## [What to produce]
How many lines in the data below contain the word "terminal"? Reply with the number alone.

## [Data]
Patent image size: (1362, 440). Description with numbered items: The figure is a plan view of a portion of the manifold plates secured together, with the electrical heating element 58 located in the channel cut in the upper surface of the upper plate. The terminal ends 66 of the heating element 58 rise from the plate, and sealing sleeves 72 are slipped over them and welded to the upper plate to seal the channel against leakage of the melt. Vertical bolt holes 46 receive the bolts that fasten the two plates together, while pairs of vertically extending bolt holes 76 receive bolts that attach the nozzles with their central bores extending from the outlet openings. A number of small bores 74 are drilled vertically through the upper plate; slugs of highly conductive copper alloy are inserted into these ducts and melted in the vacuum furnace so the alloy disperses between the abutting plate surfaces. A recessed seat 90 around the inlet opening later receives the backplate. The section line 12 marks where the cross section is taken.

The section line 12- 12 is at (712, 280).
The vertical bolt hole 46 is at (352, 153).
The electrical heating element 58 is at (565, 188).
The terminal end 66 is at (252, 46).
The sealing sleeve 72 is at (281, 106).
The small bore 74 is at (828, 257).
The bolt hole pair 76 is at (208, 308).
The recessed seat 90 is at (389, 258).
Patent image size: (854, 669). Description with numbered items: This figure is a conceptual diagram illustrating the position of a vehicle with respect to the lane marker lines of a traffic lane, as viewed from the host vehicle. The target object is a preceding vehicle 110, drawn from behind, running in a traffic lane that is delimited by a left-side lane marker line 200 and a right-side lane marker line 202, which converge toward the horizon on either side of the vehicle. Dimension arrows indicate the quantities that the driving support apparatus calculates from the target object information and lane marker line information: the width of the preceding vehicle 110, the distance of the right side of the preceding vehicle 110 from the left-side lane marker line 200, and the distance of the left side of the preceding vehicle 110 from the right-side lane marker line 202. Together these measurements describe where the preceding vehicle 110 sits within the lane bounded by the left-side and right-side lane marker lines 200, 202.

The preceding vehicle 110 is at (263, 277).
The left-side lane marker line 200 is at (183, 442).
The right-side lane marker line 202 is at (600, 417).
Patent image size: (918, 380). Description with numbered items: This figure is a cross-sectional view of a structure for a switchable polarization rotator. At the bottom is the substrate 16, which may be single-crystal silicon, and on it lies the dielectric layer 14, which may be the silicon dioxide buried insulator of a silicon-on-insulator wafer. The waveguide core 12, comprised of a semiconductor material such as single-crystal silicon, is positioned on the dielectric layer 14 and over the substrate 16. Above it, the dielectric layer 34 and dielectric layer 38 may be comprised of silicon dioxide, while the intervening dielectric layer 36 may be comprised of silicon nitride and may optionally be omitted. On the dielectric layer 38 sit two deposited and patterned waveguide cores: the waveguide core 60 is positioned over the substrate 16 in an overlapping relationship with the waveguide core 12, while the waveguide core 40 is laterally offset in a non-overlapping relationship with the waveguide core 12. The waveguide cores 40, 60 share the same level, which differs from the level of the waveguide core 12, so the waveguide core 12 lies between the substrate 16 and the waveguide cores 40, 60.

## [Full response]
2